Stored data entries
((

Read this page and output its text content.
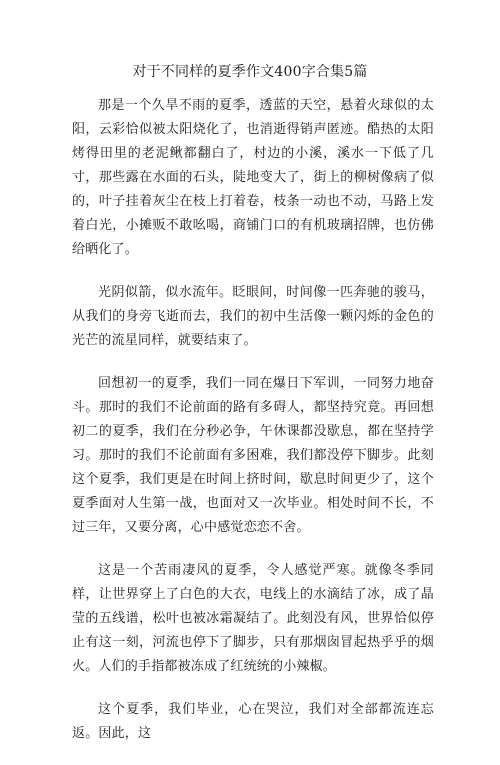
对于不同样的夏季作文400字合集5篇

那是一个久旱不雨的夏季，透蓝的天空，悬着火球似的太阳，云彩恰似被太阳烧化了，也消逝得销声匿迹。酷热的太阳烤得田里的老泥鳅都翻白了，村边的小溪，溪水一下低了几寸，那些露在水面的石头，陡地变大了，街上的柳树像病了似的，叶子挂着灰尘在枝上打着卷，枝条一动也不动，马路上发着白光，小摊贩不敢吆喝，商铺门口的有机玻璃招牌，也仿佛给晒化了。

光阴似箭，似水流年。眨眼间，时间像一匹奔驰的骏马，从我们的身旁飞逝而去，我们的初中生活像一颗闪烁的金色的光芒的流星同样，就要结束了。

回想初一的夏季，我们一同在爆日下军训，一同努力地奋斗。那时的我们不论前面的路有多碍人，都坚持究竟。再回想初二的夏季，我们在分秒必争，午休课都没歇息，都在坚持学习。那时的我们不论前面有多困难，我们都没停下脚步。此刻这个夏季，我们更是在时间上挤时间，歇息时间更少了，这个夏季面对人生第一战，也面对又一次毕业。相处时间不长，不过三年，又要分离，心中感觉恋恋不舍。

这是一个苦雨凄风的夏季，令人感觉严寒。就像冬季同样，让世界穿上了白色的大衣，电线上的水滴结了冰，成了晶莹的五线谱，松叶也被冰霜凝结了。此刻没有风，世界恰似停止有这一刻，河流也停下了脚步，只有那烟囱冒起热乎乎的烟火。人们的手指都被冻成了红统统的小辣椒。

这个夏季，我们毕业，心在哭泣，我们对全部都流连忘返。因此，这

))

EXERCISE DIRECTIONS -
Without the pictures, reproduce every line of the records above exactly.

EXERCISE ANSWER -
Read this page and output its text content.
对于不同样的夏季作文400字合集5篇

那是一个久旱不雨的夏季，透蓝的天空，悬着火球似的太阳，云彩恰似被太阳烧化了，也消逝得销声匿迹。酷热的太阳烤得田里的老泥鳅都翻白了，村边的小溪，溪水一下低了几寸，那些露在水面的石头，陡地变大了，街上的柳树像病了似的，叶子挂着灰尘在枝上打着卷，枝条一动也不动，马路上发着白光，小摊贩不敢吆喝，商铺门口的有机玻璃招牌，也仿佛给晒化了。

光阴似箭，似水流年。眨眼间，时间像一匹奔驰的骏马，从我们的身旁飞逝而去，我们的初中生活像一颗闪烁的金色的光芒的流星同样，就要结束了。

回想初一的夏季，我们一同在爆日下军训，一同努力地奋斗。那时的我们不论前面的路有多碍人，都坚持究竟。再回想初二的夏季，我们在分秒必争，午休课都没歇息，都在坚持学习。那时的我们不论前面有多困难，我们都没停下脚步。此刻这个夏季，我们更是在时间上挤时间，歇息时间更少了，这个夏季面对人生第一战，也面对又一次毕业。相处时间不长，不过三年，又要分离，心中感觉恋恋不舍。

这是一个苦雨凄风的夏季，令人感觉严寒。就像冬季同样，让世界穿上了白色的大衣，电线上的水滴结了冰，成了晶莹的五线谱，松叶也被冰霜凝结了。此刻没有风，世界恰似停止有这一刻，河流也停下了脚步，只有那烟囱冒起热乎乎的烟火。人们的手指都被冻成了红统统的小辣椒。

这个夏季，我们毕业，心在哭泣，我们对全部都流连忘返。因此，这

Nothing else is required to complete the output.